▶ [Directive]
It is required that all of the data be written out exactly.

(Records that describe figures)
------------------------------------------------------------------------
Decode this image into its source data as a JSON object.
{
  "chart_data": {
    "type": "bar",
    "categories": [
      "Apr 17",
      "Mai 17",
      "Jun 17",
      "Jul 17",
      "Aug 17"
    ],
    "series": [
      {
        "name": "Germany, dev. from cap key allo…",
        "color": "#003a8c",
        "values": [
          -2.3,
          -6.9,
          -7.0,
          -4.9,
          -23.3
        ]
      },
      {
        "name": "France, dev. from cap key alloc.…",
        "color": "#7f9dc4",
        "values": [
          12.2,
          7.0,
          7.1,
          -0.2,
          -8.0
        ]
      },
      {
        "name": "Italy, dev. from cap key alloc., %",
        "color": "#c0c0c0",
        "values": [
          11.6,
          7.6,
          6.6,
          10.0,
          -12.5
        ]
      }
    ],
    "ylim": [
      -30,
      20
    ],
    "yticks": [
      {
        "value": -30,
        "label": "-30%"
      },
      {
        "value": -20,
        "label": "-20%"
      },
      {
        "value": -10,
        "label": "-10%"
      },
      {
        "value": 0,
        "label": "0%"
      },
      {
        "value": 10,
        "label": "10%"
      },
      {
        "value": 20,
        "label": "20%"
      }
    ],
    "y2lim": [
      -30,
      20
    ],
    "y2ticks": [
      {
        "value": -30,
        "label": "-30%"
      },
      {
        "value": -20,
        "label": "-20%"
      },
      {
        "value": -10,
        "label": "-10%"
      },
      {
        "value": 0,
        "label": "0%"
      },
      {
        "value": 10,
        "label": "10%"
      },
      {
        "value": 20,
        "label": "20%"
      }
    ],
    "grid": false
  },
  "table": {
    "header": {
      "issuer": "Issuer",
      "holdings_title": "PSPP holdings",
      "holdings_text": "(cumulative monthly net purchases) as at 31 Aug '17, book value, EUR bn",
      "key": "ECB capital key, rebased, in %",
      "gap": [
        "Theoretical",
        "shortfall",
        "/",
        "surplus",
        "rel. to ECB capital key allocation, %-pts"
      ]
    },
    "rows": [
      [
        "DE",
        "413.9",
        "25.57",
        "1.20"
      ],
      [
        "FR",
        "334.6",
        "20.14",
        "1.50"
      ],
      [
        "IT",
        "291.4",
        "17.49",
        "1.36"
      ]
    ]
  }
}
------------------------------------------------------------------------
▶ [Exercise response]
Decode this image into its source data as a JSON object.
{
  "chart_data": {
    "type": "bar",
    "categories": [
      "Apr 17",
      "Mai 17",
      "Jun 17",
      "Jul 17",
      "Aug 17"
    ],
    "series": [
      {
        "name": "Germany, dev. from cap key allo…",
        "color": "#003a8c",
        "values": [
          -2.3,
          -6.9,
          -7.0,
          -4.9,
          -23.3
        ]
      },
      {
        "name": "France, dev. from cap key alloc.…",
        "color": "#7f9dc4",
        "values": [
          12.2,
          7.0,
          7.1,
          -0.2,
          -8.0
        ]
      },
      {
        "name": "Italy, dev. from cap key alloc., %",
        "color": "#c0c0c0",
        "values": [
          11.6,
          7.6,
          6.6,
          10.0,
          -12.5
        ]
      }
    ],
    "ylim": [
      -30,
      20
    ],
    "yticks": [
      {
        "value": -30,
        "label": "-30%"
      },
      {
        "value": -20,
        "label": "-20%"
      },
      {
        "value": -10,
        "label": "-10%"
      },
      {
        "value": 0,
        "label": "0%"
      },
      {
        "value": 10,
        "label": "10%"
      },
      {
        "value": 20,
        "label": "20%"
      }
    ],
    "y2lim": [
      -30,
      20
    ],
    "y2ticks": [
      {
        "value": -30,
        "label": "-30%"
      },
      {
        "value": -20,
        "label": "-20%"
      },
      {
        "value": -10,
        "label": "-10%"
      },
      {
        "value": 0,
        "label": "0%"
      },
      {
        "value": 10,
        "label": "10%"
      },
      {
        "value": 20,
        "label": "20%"
      }
    ],
    "grid": false
  },
  "table": {
    "header": {
      "issuer": "Issuer",
      "holdings_title": "PSPP holdings",
      "holdings_text": "(cumulative monthly net purchases) as at 31 Aug '17, book value, EUR bn",
      "key": "ECB capital key, rebased, in %",
      "gap": [
        "Theoretical",
        "shortfall",
        "/",
        "surplus",
        "rel. to ECB capital key allocation, %-pts"
      ]
    },
    "rows": [
      [
        "DE",
        "413.9",
        "25.57",
        "1.20"
      ],
      [
        "FR",
        "334.6",
        "20.14",
        "1.50"
      ],
      [
        "IT",
        "291.4",
        "17.49",
        "1.36"
      ]
    ]
  }
}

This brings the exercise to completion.